## Data for processing
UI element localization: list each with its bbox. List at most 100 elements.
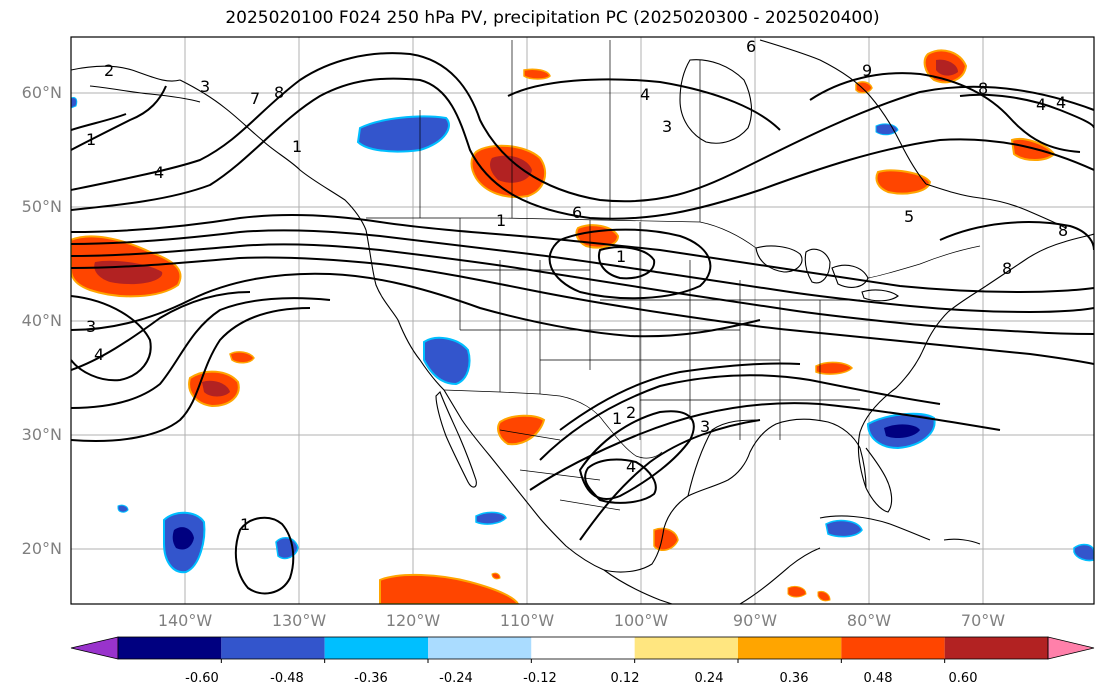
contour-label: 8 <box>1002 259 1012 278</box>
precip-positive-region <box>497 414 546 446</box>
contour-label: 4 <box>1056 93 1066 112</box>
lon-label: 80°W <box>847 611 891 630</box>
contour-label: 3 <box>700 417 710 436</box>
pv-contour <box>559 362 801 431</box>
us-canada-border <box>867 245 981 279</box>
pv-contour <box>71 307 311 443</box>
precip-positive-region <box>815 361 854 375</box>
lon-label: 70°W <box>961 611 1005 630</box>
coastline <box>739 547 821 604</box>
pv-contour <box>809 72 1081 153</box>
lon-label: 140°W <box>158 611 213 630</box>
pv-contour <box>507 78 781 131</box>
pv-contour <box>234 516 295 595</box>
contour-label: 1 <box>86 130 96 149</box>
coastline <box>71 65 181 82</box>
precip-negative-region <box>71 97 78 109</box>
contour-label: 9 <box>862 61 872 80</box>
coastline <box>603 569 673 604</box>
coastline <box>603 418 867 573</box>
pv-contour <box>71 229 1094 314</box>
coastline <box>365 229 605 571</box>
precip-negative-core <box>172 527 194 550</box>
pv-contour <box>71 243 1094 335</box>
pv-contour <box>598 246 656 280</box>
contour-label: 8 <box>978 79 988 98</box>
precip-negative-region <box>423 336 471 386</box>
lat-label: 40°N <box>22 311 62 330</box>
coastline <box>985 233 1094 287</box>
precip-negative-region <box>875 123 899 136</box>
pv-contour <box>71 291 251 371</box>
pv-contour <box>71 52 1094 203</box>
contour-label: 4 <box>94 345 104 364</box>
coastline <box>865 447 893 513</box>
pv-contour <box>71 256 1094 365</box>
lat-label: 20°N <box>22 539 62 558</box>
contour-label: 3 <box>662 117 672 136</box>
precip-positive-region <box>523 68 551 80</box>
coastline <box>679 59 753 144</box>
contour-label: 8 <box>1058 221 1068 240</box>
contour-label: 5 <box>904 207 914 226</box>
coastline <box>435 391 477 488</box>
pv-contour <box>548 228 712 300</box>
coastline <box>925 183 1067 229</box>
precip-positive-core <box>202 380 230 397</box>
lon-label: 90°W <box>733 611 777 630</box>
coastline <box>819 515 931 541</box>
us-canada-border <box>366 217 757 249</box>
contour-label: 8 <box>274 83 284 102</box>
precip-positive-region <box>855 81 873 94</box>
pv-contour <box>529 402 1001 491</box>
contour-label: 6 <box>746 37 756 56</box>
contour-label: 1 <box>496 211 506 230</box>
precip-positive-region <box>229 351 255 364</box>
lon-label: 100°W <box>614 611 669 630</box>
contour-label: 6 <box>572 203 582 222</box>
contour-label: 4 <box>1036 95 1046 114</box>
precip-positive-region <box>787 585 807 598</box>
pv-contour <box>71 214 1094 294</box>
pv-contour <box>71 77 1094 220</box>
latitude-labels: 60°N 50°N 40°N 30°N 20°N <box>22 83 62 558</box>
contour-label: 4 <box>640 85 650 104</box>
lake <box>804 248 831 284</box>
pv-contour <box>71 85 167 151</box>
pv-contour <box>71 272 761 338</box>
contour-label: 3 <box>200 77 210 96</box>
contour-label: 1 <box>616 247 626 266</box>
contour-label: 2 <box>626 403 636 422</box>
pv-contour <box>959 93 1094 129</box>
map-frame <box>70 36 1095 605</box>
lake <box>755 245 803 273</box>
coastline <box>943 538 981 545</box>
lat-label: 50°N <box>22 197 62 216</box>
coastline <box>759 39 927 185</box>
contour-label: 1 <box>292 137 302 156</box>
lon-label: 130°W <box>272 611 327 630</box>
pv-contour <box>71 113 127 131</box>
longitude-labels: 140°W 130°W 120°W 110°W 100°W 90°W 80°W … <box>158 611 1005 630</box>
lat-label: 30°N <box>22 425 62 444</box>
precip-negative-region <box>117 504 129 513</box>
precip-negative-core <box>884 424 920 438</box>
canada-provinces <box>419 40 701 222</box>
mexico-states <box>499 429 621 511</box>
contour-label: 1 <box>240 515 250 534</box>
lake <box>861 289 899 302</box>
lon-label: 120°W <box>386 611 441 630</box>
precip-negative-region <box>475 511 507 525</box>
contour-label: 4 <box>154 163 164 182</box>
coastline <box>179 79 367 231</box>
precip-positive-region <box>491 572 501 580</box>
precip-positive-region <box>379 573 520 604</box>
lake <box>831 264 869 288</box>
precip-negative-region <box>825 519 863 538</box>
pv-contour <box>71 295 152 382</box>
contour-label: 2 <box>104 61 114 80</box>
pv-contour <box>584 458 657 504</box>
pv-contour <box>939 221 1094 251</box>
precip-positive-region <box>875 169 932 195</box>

---

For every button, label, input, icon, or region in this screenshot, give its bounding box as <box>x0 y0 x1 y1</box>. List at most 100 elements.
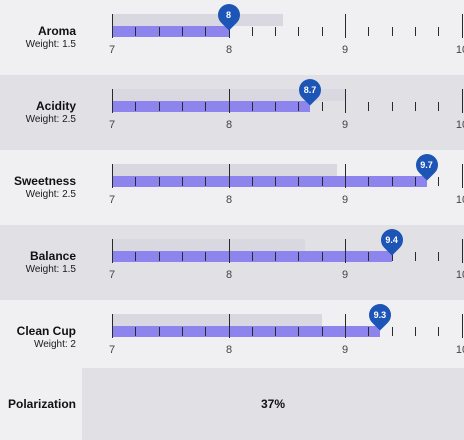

## The task
Copy out the data between the line containing "UI element localization: list" and the line containing "pv-contour <box>809 72 1081 153</box>", inclusive, leaving out the pictures.

## Exercise response
UI element localization: list each with its bbox. List at most 100 elements.
contour-label: 8 <box>1002 259 1012 278</box>
precip-positive-region <box>497 414 546 446</box>
contour-label: 4 <box>1056 93 1066 112</box>
lon-label: 80°W <box>847 611 891 630</box>
contour-label: 3 <box>700 417 710 436</box>
pv-contour <box>559 362 801 431</box>
us-canada-border <box>867 245 981 279</box>
pv-contour <box>71 307 311 443</box>
precip-positive-region <box>815 361 854 375</box>
lon-label: 70°W <box>961 611 1005 630</box>
coastline <box>739 547 821 604</box>
pv-contour <box>809 72 1081 153</box>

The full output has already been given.